## TASK MATERIAL:
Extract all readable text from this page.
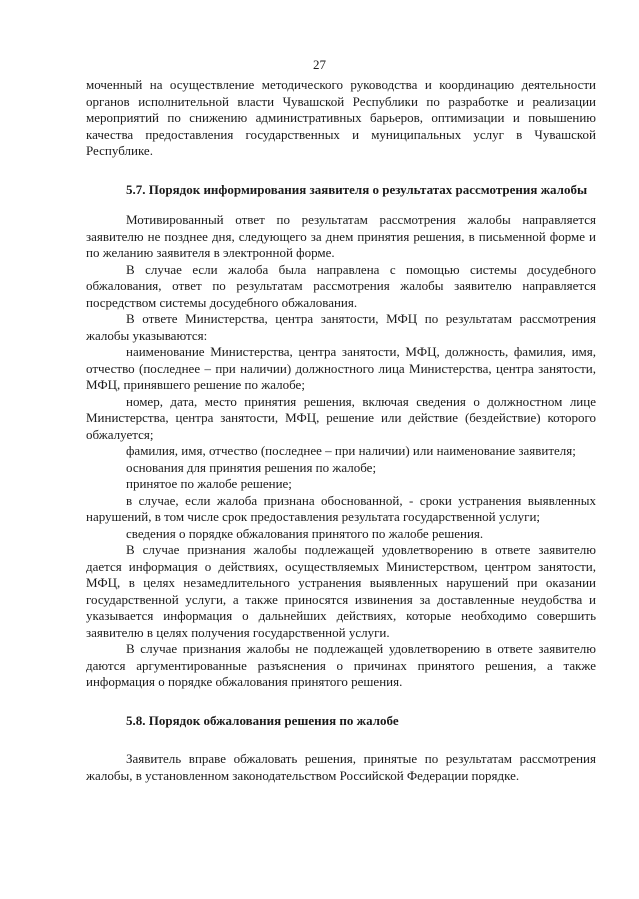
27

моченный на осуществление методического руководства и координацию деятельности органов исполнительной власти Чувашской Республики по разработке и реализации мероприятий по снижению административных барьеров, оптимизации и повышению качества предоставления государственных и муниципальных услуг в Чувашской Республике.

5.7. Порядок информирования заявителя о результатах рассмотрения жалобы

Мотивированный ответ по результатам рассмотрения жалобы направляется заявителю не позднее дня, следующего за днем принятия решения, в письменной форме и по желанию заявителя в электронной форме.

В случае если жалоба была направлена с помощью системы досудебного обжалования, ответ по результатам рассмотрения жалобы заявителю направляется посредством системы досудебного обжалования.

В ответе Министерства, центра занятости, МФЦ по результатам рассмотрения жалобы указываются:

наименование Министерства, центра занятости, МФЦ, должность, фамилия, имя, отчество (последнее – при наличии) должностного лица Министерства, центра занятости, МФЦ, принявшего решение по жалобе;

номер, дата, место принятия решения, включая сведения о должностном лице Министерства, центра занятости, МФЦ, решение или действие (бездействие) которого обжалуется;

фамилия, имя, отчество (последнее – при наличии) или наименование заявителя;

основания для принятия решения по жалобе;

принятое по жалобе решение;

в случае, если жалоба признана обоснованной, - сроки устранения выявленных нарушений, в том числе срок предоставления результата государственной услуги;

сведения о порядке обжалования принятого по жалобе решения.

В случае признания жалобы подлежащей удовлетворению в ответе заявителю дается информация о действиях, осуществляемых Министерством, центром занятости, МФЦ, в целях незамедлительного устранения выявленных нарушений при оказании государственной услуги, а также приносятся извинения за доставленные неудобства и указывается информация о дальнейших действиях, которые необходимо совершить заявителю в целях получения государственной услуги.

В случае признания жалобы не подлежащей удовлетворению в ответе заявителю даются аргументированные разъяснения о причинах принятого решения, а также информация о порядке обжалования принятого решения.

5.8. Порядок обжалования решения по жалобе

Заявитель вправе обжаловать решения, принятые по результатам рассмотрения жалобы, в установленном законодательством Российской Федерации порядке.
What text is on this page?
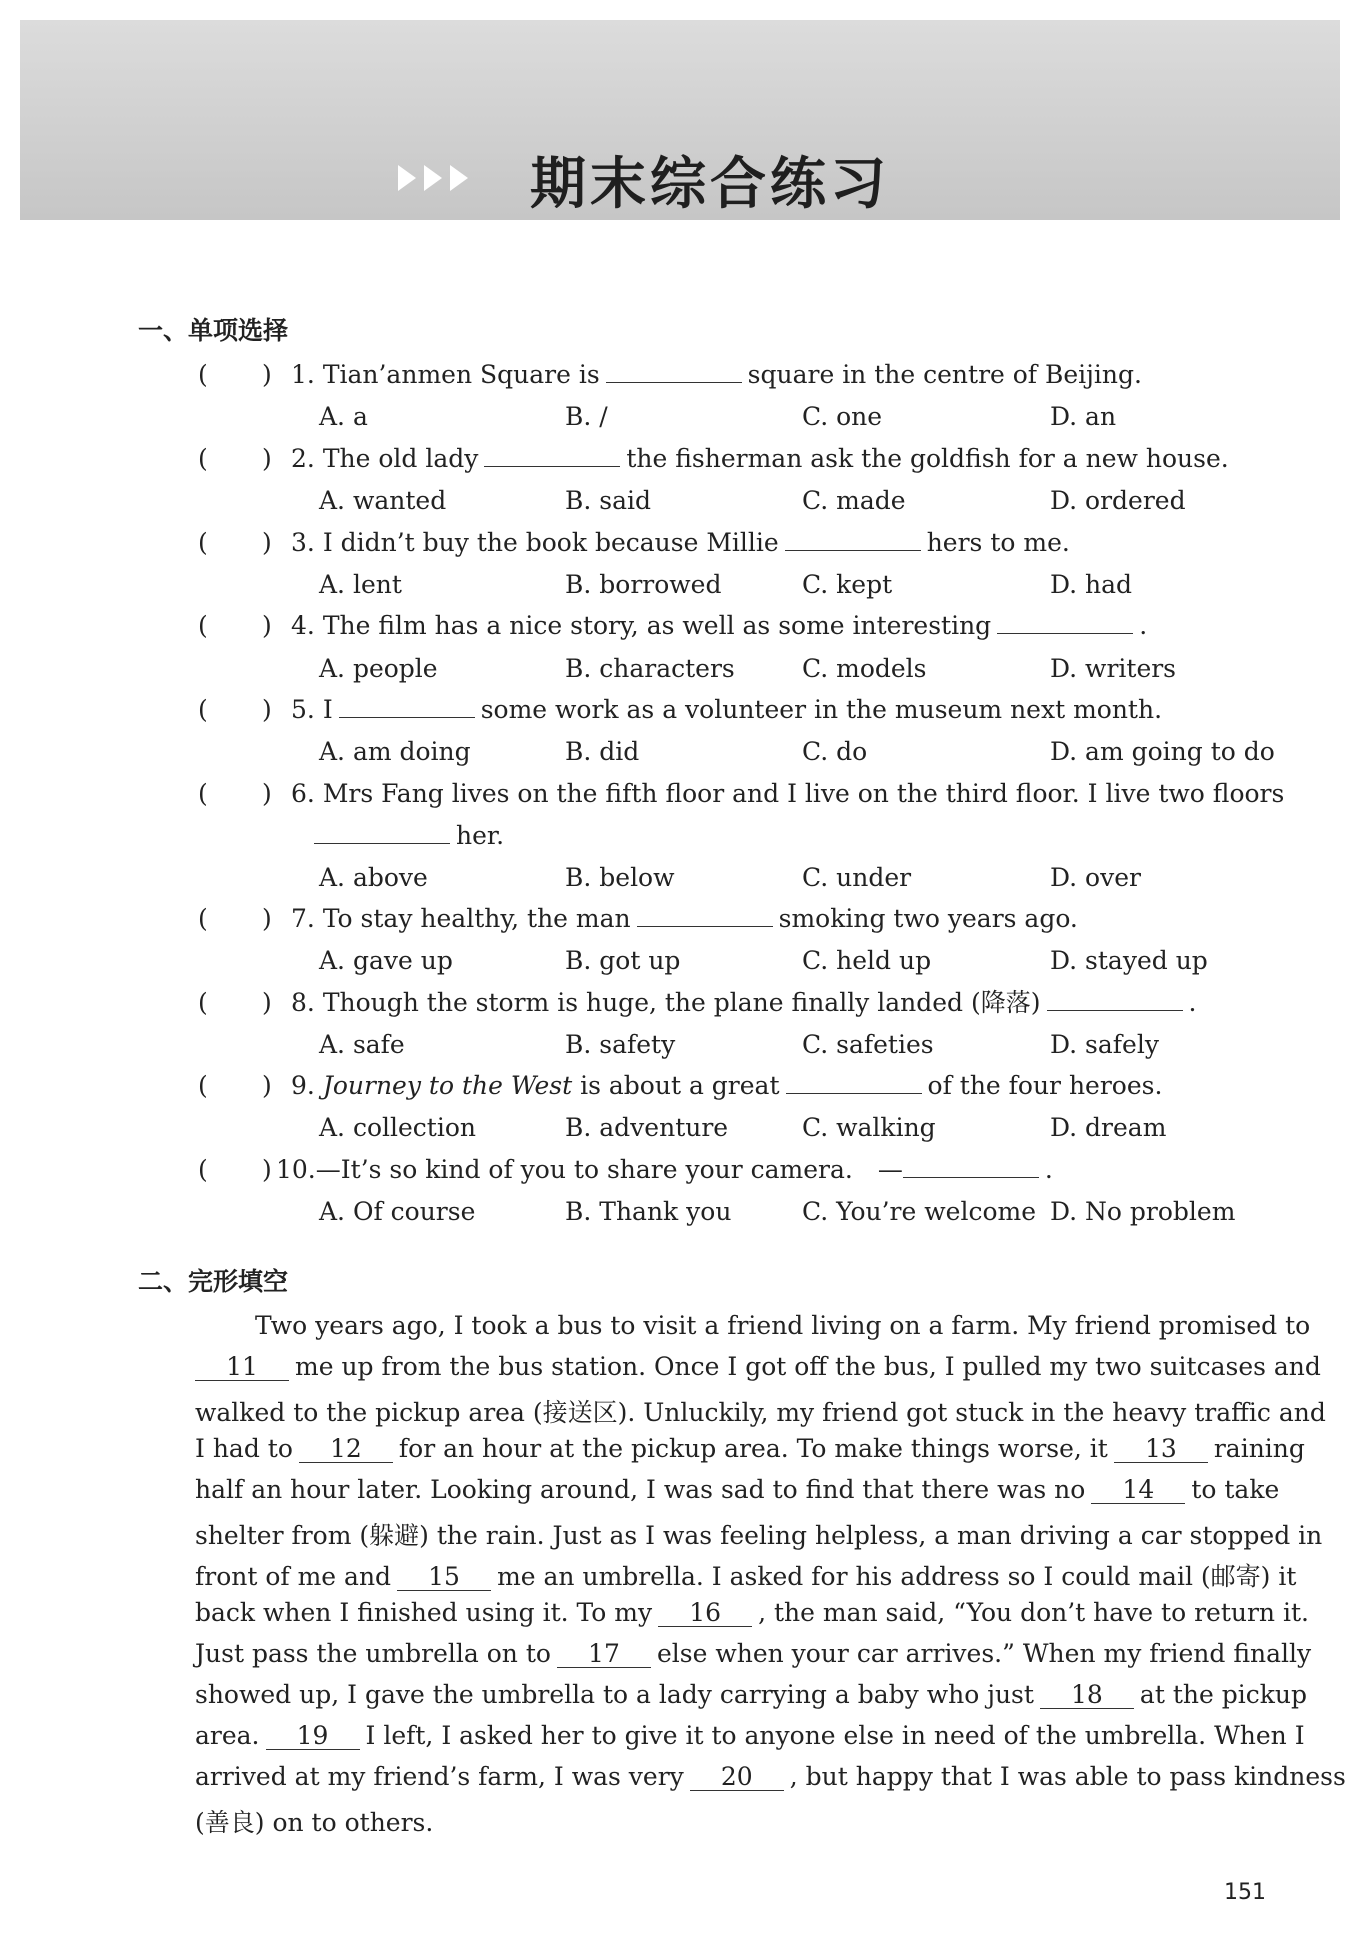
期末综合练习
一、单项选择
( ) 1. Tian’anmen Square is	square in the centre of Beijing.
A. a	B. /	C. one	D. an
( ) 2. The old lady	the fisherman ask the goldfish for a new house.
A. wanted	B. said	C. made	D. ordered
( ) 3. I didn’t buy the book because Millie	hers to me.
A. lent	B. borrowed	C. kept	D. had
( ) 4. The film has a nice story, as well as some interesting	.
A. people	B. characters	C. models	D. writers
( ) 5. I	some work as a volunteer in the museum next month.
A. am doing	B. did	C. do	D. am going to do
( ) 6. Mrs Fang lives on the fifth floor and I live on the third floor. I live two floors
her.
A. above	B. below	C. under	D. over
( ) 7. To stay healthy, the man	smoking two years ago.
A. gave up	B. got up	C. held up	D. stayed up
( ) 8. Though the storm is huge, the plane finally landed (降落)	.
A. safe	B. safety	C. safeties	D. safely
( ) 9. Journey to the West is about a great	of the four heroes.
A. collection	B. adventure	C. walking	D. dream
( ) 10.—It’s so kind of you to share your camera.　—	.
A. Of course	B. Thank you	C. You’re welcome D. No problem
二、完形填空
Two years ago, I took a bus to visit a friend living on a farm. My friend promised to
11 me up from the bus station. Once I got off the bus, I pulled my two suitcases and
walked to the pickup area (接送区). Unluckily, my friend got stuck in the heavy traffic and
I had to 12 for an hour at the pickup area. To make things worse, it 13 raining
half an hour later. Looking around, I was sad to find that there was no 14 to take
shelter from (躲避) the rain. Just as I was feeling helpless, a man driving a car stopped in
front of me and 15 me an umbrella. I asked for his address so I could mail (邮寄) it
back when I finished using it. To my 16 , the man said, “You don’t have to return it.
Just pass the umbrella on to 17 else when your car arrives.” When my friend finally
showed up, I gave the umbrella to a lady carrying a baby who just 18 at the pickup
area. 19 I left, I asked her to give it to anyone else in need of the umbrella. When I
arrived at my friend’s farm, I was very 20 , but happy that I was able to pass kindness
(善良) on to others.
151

## YOUR INSTRUCTIONS:
Show every line from the listing above in which the string "said" appears.

## EXERCISE SOLUTION:
A. wanted	B. said	C. made	D. ordered
back when I finished using it. To my 16 , the man said, “You don’t have to return it.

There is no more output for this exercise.